#### REQUIRED TASK
Go through the entries one line at a time, and gather every line that has the word "console".

#### RECORD EXTRACTS
+-------+

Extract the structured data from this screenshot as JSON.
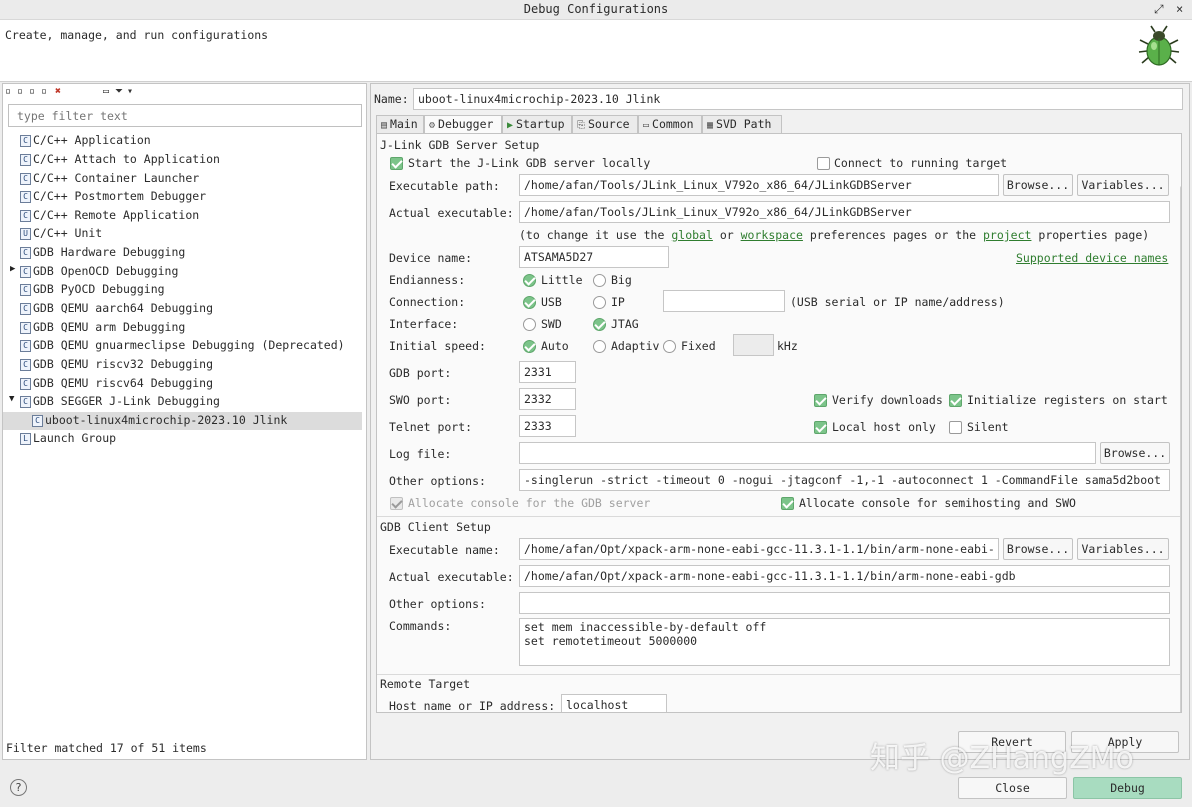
{
  "window": {
    "title": "Debug Configurations",
    "pin_icon": "expand-icon",
    "close_label": "×"
  },
  "header": {
    "message": "Create, manage, and run configurations"
  },
  "left": {
    "filter_placeholder": "type filter text",
    "items": [
      {
        "label": "C/C++ Application",
        "icon": "C"
      },
      {
        "label": "C/C++ Attach to Application",
        "icon": "C"
      },
      {
        "label": "C/C++ Container Launcher",
        "icon": "C"
      },
      {
        "label": "C/C++ Postmortem Debugger",
        "icon": "C"
      },
      {
        "label": "C/C++ Remote Application",
        "icon": "C"
      },
      {
        "label": "C/C++ Unit",
        "icon": "U"
      },
      {
        "label": "GDB Hardware Debugging",
        "icon": "C"
      },
      {
        "label": "GDB OpenOCD Debugging",
        "icon": "C"
      },
      {
        "label": "GDB PyOCD Debugging",
        "icon": "C"
      },
      {
        "label": "GDB QEMU aarch64 Debugging",
        "icon": "C"
      },
      {
        "label": "GDB QEMU arm Debugging",
        "icon": "C"
      },
      {
        "label": "GDB QEMU gnuarmeclipse Debugging (Deprecated)",
        "icon": "C"
      },
      {
        "label": "GDB QEMU riscv32 Debugging",
        "icon": "C"
      },
      {
        "label": "GDB QEMU riscv64 Debugging",
        "icon": "C"
      },
      {
        "label": "GDB SEGGER J-Link Debugging",
        "icon": "C"
      },
      {
        "label": "uboot-linux4microchip-2023.10 Jlink",
        "icon": "C"
      },
      {
        "label": "Launch Group",
        "icon": "L"
      }
    ],
    "status": "Filter matched 17 of 51 items"
  },
  "config": {
    "name_label": "Name:",
    "name_value": "uboot-linux4microchip-2023.10 Jlink",
    "tabs": [
      "Main",
      "Debugger",
      "Startup",
      "Source",
      "Common",
      "SVD Path"
    ],
    "server": {
      "heading": "J-Link GDB Server Setup",
      "start_local": "Start the J-Link GDB server locally",
      "connect_running": "Connect to running target",
      "exec_path_label": "Executable path:",
      "exec_path": "/home/afan/Tools/JLink_Linux_V792o_x86_64/JLinkGDBServer",
      "browse": "Browse...",
      "variables": "Variables...",
      "actual_exec_label": "Actual executable:",
      "actual_exec": "/home/afan/Tools/JLink_Linux_V792o_x86_64/JLinkGDBServer",
      "hint_a": "(to change it use the",
      "hint_global": "global",
      "hint_or": "or",
      "hint_workspace": "workspace",
      "hint_b": "preferences pages or the",
      "hint_project": "project",
      "hint_c": "properties page)",
      "device_label": "Device name:",
      "device": "ATSAMA5D27",
      "supported_devices": "Supported device names",
      "endianness_label": "Endianness:",
      "little": "Little",
      "big": "Big",
      "connection_label": "Connection:",
      "usb": "USB",
      "ip": "IP",
      "conn_hint": "(USB serial or IP name/address)",
      "interface_label": "Interface:",
      "swd": "SWD",
      "jtag": "JTAG",
      "speed_label": "Initial speed:",
      "auto": "Auto",
      "adaptive": "Adaptiv",
      "fixed": "Fixed",
      "khz": "kHz",
      "gdb_port_label": "GDB port:",
      "gdb_port": "2331",
      "swo_port_label": "SWO port:",
      "swo_port": "2332",
      "verify_downloads": "Verify downloads",
      "init_registers": "Initialize registers on start",
      "telnet_label": "Telnet port:",
      "telnet_port": "2333",
      "local_host_only": "Local host only",
      "silent": "Silent",
      "log_label": "Log file:",
      "other_label": "Other options:",
      "other_options": "-singlerun -strict -timeout 0 -nogui -jtagconf -1,-1 -autoconnect 1 -CommandFile sama5d2boot",
      "alloc_console": "Allocate console for the GDB server",
      "alloc_semihosting": "Allocate console for semihosting and SWO"
    },
    "client": {
      "heading": "GDB Client Setup",
      "exec_name_label": "Executable name:",
      "exec_name": "/home/afan/Opt/xpack-arm-none-eabi-gcc-11.3.1-1.1/bin/arm-none-eabi-",
      "browse": "Browse...",
      "variables": "Variables...",
      "actual_exec_label": "Actual executable:",
      "actual_exec": "/home/afan/Opt/xpack-arm-none-eabi-gcc-11.3.1-1.1/bin/arm-none-eabi-gdb",
      "other_label": "Other options:",
      "commands_label": "Commands:",
      "commands": [
        "set mem inaccessible-by-default off",
        "set remotetimeout 5000000"
      ]
    },
    "remote": {
      "heading": "Remote Target",
      "host_label": "Host name or IP address:",
      "host": "localhost"
    },
    "revert": "Revert",
    "apply": "Apply"
  },
  "footer": {
    "help": "?",
    "close": "Close",
    "debug": "Debug"
  },
  "watermark": "知乎 @ZHangZMo",
  "colors": {
    "accent_green": "#7cc48a",
    "debug_button": "#a8dcc0",
    "link": "#2f7d2f"
  }
}
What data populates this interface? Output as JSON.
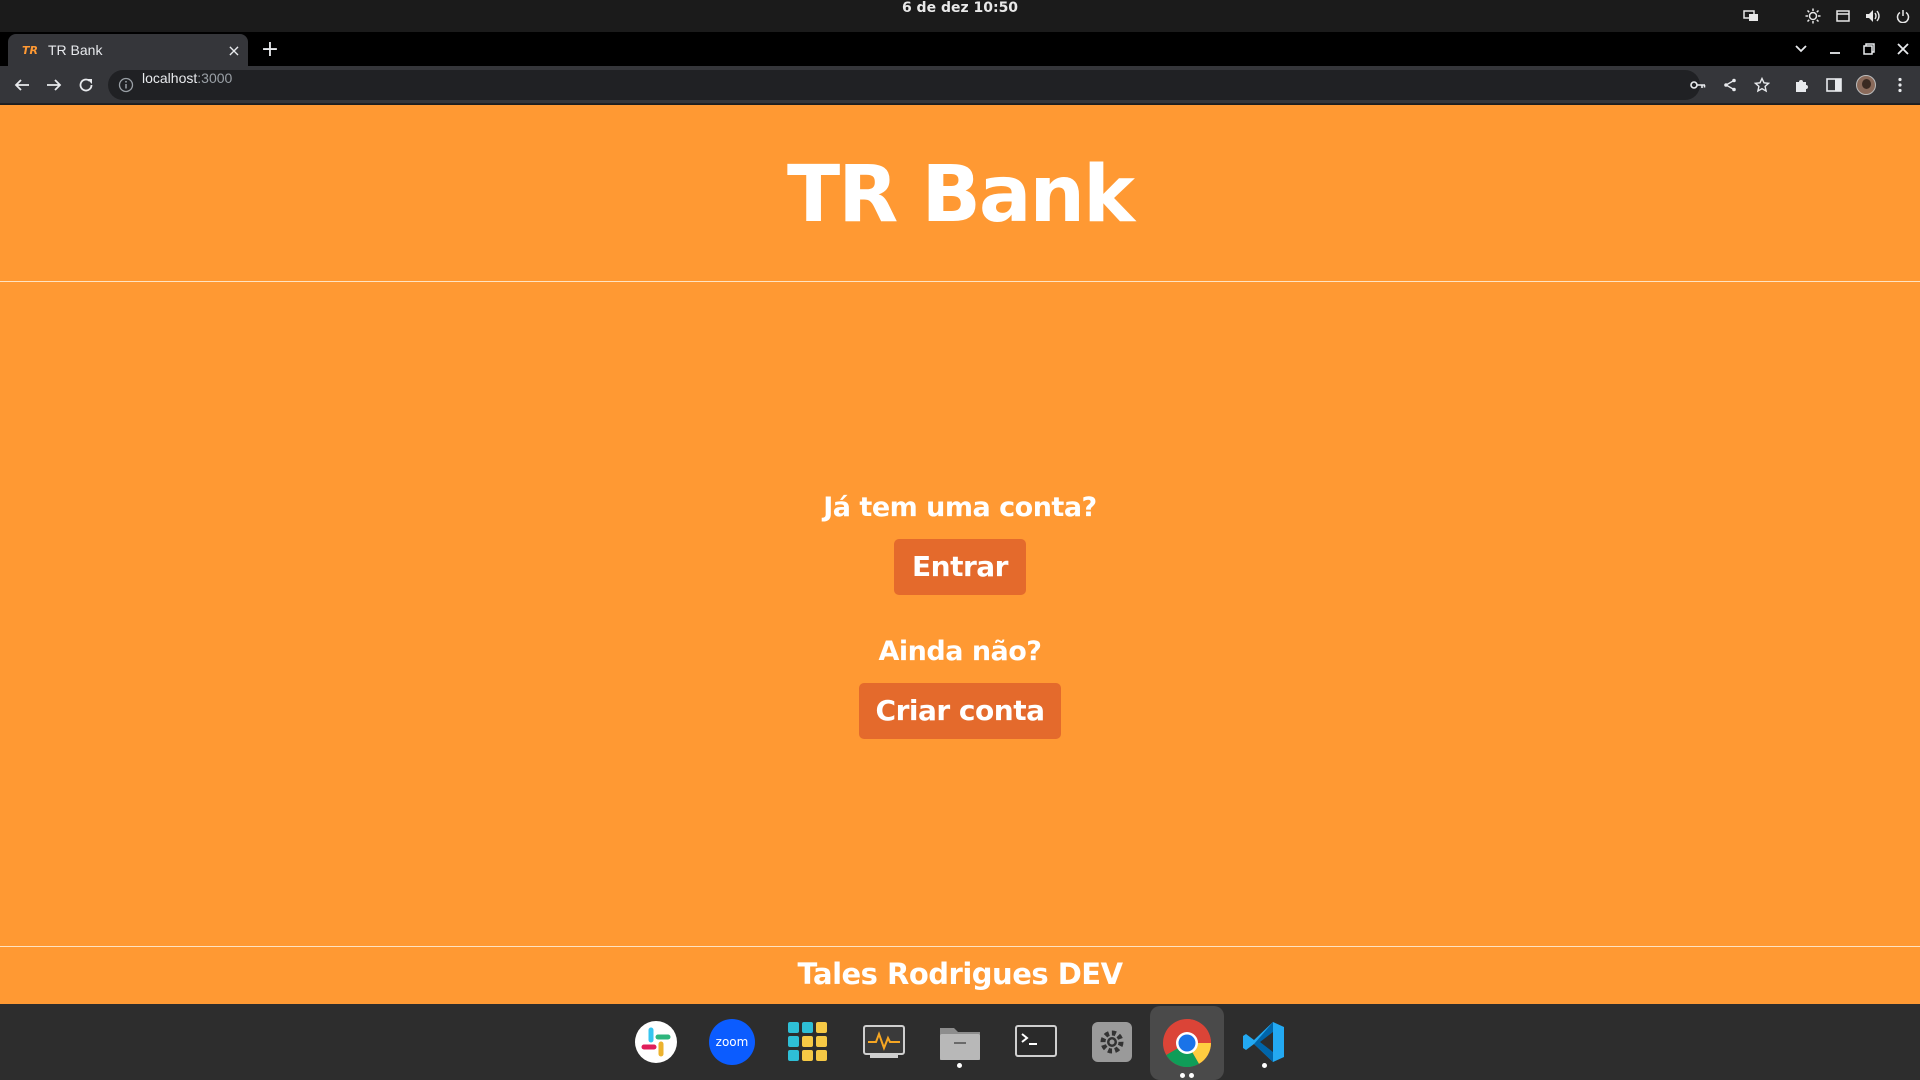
{
  "system": {
    "clock": "6 de dez  10:50",
    "tray_icons": [
      "display-icon",
      "brightness-icon",
      "window-icon",
      "volume-icon",
      "power-icon"
    ]
  },
  "browser": {
    "tab": {
      "favicon_text": "TR",
      "title": "TR Bank",
      "close": "×"
    },
    "new_tab": "+",
    "url_host": "localhost",
    "url_port": ":3000"
  },
  "page": {
    "brand": "TR Bank",
    "has_account_question": "Já tem uma conta?",
    "enter_button": "Entrar",
    "no_account_question": "Ainda não?",
    "create_account_button": "Criar conta",
    "footer": "Tales Rodrigues DEV"
  },
  "colors": {
    "page_background": "#ff9933",
    "button_background": "#e46a2c",
    "text": "#ffffff"
  },
  "dock": {
    "apps": [
      "slack-icon",
      "zoom-icon",
      "app-grid-icon",
      "system-monitor-icon",
      "files-icon",
      "terminal-icon",
      "settings-icon",
      "chrome-icon",
      "vscode-icon"
    ],
    "zoom_label": "zoom"
  }
}
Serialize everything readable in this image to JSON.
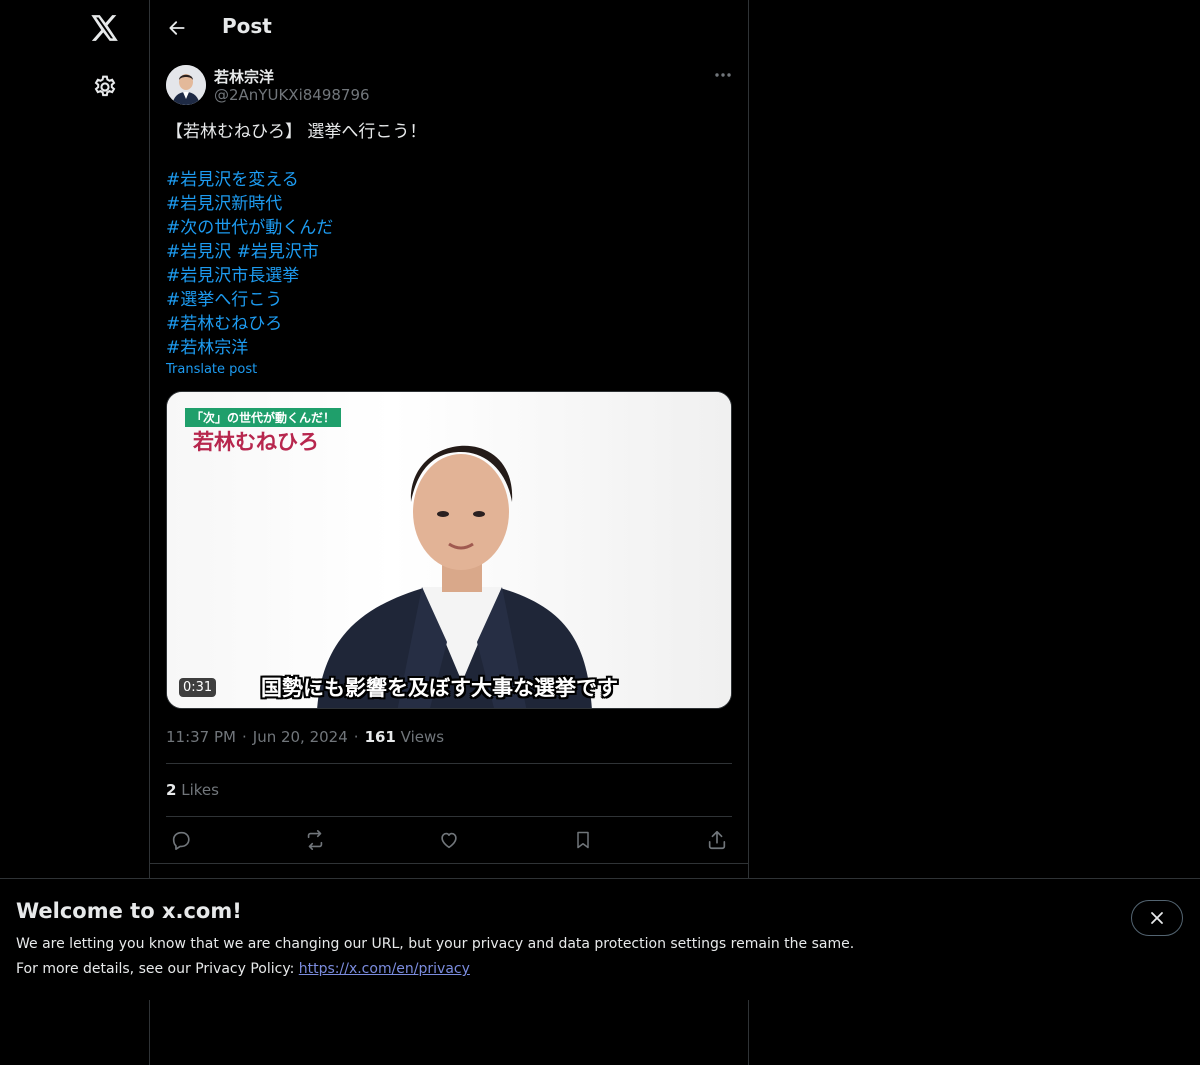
{
  "nav": {
    "logo_icon": "x-logo-icon",
    "settings_icon": "gear-icon"
  },
  "header": {
    "title": "Post",
    "back_icon": "arrow-left-icon"
  },
  "post": {
    "author_name": "若林宗洋",
    "author_handle": "@2AnYUKXi8498796",
    "text": "【若林むねひろ】 選挙へ行こう！",
    "hashtag_lines": [
      "#岩見沢を変える",
      "#岩見沢新時代",
      "#次の世代が動くんだ",
      "#岩見沢 #岩見沢市",
      "#岩見沢市長選挙",
      "#選挙へ行こう",
      "#若林むねひろ",
      "#若林宗洋"
    ],
    "translate_label": "Translate post",
    "media": {
      "tag_text": "「次」の世代が動くんだ！",
      "name_text": "若林むねひろ",
      "duration": "0:31",
      "subtitle": "国勢にも影響を及ぼす大事な選挙です"
    },
    "time": "11:37 PM",
    "date": "Jun 20, 2024",
    "views_count": "161",
    "views_label": "Views",
    "likes_count": "2",
    "likes_label": "Likes",
    "actions": [
      "reply-icon",
      "repost-icon",
      "like-icon",
      "bookmark-icon",
      "share-icon"
    ]
  },
  "banner": {
    "title": "Welcome to x.com!",
    "line1": "We are letting you know that we are changing our URL, but your privacy and data protection settings remain the same.",
    "line2_prefix": "For more details, see our Privacy Policy: ",
    "link_text": "https://x.com/en/privacy",
    "close_icon": "close-icon"
  },
  "colors": {
    "background": "#000000",
    "text": "#e7e9ea",
    "muted": "#71767b",
    "link": "#1d9bf0",
    "border": "#2f3336"
  }
}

+-------+

#### CORRECT ANSWER
      "alloc_console": "Allocate console for the GDB server",
      "alloc_semihosting": "Allocate console for semihosting and SWO"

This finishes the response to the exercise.